EXCERPT PROVIDED
One of his first successful paintings was of Lise Tréhot, his lover at the time.

Renoir’s early work was influenced by the colorism of Delacroix and the realism of Courbet and Manet as well as their use of black as a color. Another example of Renoir’s early work is this painting of Diana, which shows the influence of Courbet’s realism. Lise Tréhot is again the model.

https://upload.wikimedia.org/wikipedia/commons/c/c2/Pierre-Auguste_Renoir_020.jpg
Diana – Pierre Auguste Renoir 1867

The bright green colors and red accents are considered to reflect the impressionism that Renoir would become associated with a few years later.

In the late 1860s, he and his friend Claude Monet, through painting light and water en plein air, discovered that the color of shadow is not black or brown but reflects the color of the objects around them. The worked side-by side frequently and often painted the same scene. I like the contrast and similarity in their styles as shown in these two paintings.

La Grenouillère MET DT833.jpg
La Grenouillère, Claude Monet 1869
Auguste Renoir - La Grenouillère - Google Art Project.jpg
La Grenouillère, Pierre Auguste Renoir 1869

His impressionist period was prolific. One of his most famous impressionist paintings is Dance at Le Moulin de la Galette which depicts an open-air dance garden close to where he lived. It’s full of action, color and light.

WHAT TO WORK ON
A. Can you reproduce, word for word, the part of the Renoir excerpt that opens with the words containing "The bright green" and closes with "these two paintings."?
B. Could you extend the piece on Renoir's paintings, picking up right after its last sentence?

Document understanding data
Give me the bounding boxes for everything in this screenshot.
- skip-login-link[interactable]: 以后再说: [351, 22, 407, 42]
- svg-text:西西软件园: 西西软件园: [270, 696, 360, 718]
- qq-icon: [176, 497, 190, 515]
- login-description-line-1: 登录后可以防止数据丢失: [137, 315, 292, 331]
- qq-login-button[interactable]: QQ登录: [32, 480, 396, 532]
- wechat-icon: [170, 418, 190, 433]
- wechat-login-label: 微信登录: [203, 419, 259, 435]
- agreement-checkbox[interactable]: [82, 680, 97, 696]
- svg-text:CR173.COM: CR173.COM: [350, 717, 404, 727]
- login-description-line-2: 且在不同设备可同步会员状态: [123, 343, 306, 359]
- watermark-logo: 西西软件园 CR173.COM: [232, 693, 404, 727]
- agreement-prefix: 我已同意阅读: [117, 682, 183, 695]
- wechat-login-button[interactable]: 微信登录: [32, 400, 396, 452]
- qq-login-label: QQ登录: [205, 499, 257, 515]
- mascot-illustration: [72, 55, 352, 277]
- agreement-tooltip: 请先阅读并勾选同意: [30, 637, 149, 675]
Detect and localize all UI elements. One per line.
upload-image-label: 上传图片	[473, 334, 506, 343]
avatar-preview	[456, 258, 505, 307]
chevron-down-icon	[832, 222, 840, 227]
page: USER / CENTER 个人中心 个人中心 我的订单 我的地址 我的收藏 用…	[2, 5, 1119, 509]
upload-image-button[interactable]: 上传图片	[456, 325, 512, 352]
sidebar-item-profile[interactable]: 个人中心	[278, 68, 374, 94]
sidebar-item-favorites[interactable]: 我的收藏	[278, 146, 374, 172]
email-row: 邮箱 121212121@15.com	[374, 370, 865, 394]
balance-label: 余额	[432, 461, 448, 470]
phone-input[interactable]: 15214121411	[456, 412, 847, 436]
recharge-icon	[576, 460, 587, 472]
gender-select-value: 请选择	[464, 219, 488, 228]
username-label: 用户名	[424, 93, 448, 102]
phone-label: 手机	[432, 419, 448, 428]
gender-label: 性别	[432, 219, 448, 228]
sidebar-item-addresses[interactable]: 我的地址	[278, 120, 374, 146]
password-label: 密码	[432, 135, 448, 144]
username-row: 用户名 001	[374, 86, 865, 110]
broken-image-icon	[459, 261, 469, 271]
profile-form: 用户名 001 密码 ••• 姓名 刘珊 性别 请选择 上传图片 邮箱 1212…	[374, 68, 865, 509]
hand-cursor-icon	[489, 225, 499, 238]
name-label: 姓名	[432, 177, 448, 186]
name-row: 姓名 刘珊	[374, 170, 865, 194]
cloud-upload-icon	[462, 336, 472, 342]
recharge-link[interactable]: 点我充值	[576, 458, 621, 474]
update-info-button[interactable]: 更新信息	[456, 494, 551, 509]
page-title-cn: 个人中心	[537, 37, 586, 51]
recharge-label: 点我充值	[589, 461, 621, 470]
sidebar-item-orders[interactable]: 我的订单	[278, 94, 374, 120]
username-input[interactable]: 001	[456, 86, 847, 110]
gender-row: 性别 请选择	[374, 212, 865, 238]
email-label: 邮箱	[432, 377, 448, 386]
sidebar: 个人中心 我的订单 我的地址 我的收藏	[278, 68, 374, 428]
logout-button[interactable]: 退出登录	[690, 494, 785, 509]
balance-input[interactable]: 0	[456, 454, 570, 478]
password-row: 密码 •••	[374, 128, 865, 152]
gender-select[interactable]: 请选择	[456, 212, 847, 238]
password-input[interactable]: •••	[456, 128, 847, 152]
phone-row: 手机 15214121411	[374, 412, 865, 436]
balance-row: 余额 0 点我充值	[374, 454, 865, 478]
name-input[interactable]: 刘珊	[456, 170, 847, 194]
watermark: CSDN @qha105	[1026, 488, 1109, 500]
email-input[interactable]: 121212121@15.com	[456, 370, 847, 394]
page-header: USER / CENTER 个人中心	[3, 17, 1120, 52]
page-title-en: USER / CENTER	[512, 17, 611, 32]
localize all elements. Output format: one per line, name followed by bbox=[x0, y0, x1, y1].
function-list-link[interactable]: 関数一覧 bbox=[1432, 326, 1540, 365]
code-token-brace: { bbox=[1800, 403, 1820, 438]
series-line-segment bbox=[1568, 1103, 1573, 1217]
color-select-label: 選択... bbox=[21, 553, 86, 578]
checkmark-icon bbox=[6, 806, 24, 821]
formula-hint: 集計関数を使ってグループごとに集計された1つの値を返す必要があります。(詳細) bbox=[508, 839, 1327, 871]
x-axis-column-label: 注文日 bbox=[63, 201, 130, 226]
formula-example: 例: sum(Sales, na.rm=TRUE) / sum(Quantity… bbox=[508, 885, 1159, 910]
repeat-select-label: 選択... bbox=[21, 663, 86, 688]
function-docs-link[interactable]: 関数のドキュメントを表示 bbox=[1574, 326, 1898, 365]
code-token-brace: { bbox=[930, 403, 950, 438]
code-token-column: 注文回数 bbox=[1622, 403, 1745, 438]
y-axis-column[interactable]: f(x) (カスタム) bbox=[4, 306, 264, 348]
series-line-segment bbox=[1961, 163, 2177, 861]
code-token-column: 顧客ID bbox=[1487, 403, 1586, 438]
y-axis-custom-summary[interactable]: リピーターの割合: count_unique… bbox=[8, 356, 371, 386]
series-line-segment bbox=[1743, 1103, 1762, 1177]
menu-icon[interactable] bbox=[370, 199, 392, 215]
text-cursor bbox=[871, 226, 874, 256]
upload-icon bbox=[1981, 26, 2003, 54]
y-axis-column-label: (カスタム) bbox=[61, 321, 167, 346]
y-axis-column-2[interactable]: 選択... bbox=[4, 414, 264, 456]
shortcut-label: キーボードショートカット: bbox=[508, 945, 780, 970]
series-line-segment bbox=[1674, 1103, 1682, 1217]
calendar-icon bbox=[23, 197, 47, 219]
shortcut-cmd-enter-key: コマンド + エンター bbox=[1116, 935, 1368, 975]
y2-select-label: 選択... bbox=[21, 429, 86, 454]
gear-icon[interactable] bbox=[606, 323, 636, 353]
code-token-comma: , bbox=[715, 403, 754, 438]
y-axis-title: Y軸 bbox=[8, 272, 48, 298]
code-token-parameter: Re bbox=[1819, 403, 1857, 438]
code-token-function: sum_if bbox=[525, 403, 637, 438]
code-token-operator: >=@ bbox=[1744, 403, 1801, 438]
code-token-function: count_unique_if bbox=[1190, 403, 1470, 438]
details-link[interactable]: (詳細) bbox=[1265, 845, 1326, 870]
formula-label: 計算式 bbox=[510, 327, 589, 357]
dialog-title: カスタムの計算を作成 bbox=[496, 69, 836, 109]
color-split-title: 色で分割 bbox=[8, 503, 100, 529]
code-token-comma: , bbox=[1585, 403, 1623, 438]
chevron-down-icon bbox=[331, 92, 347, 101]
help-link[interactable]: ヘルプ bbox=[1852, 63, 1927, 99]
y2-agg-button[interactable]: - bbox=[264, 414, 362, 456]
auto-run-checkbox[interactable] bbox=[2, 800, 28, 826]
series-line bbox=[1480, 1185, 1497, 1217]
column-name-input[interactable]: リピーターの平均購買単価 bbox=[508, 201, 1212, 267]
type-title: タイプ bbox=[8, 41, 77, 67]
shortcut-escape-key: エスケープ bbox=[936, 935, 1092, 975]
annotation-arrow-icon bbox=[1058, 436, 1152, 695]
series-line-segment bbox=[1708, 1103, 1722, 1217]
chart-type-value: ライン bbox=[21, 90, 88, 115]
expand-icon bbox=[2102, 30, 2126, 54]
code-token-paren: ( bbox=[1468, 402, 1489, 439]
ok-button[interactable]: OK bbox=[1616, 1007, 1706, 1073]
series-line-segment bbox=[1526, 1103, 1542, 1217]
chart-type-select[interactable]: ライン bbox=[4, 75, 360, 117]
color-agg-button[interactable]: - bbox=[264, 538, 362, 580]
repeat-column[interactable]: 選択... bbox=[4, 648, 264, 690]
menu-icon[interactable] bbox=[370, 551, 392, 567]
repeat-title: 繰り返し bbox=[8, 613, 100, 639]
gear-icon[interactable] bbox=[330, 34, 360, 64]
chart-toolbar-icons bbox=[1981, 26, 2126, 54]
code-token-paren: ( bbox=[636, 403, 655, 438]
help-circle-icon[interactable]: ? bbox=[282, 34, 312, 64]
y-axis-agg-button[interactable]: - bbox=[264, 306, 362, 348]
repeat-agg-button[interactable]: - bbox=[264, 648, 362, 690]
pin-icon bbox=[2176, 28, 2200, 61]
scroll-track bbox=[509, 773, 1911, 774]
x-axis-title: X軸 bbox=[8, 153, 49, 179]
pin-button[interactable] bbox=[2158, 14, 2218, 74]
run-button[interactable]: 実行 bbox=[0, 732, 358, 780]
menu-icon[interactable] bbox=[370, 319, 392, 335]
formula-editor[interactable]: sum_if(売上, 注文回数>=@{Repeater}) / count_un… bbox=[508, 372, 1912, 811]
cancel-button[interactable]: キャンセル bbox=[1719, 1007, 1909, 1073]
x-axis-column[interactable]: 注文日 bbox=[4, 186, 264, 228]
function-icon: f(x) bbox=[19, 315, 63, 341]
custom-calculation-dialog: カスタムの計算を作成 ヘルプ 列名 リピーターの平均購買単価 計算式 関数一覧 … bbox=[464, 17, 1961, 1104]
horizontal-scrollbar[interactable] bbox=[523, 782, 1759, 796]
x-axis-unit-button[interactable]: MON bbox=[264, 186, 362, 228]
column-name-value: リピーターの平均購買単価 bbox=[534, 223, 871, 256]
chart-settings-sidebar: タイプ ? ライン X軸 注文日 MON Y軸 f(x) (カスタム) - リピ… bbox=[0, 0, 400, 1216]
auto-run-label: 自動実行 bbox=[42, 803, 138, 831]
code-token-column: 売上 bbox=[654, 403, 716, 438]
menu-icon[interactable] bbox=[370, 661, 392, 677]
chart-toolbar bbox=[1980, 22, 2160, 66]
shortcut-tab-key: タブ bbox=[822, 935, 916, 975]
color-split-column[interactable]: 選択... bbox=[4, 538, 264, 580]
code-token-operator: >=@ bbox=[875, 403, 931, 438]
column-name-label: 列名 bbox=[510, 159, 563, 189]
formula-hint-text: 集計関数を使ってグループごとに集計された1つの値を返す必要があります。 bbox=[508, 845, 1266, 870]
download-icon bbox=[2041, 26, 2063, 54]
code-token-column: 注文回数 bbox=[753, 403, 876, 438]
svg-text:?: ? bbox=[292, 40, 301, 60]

ANSWER LIST
A.
The bright green colors and red accents are considered to reflect the impressionism that Renoir would become associated with a few years later.

In the late 1860s, he and his friend Claude Monet, through painting light and water en plein air, discovered that the color of shadow is not black or brown but reflects the color of the objects around them. The worked side-by side frequently and often painted the same scene. I like the contrast and similarity in their styles as shown in these two paintings.

B.
Bal du moulin de la Galette, Pierre Auguste Renoir 1876

In 1881 he took a trip to Italy and saw works by Raphael and other Renaissance painters which convinced him he was on the wrong path. He began painting in a more severe style trying to return to classicism. He painted works such as ‘The Large Bathers” which emphasized line and form.

File:Pierre-Auguste Renoir, French - The Large Bathers - Google Art Project.jpg
The Large Bathers – Pierre Auguste Renoir 1887

Notably (to me at least) two of the models for this painting were his lovers at one time or another. Suzanne Valadon on the left was a long time model for him who became a noted painter in her own right and Aline Charigot on the right who modeled for many of his paintings and became his wife.

After 1890, he changed direction again and his work showed dissolved outlines and thinly brushed work. You can see the contrast of styles between The Large Bathers above and ‘Girls at the Piano’ below which he painted in 1892.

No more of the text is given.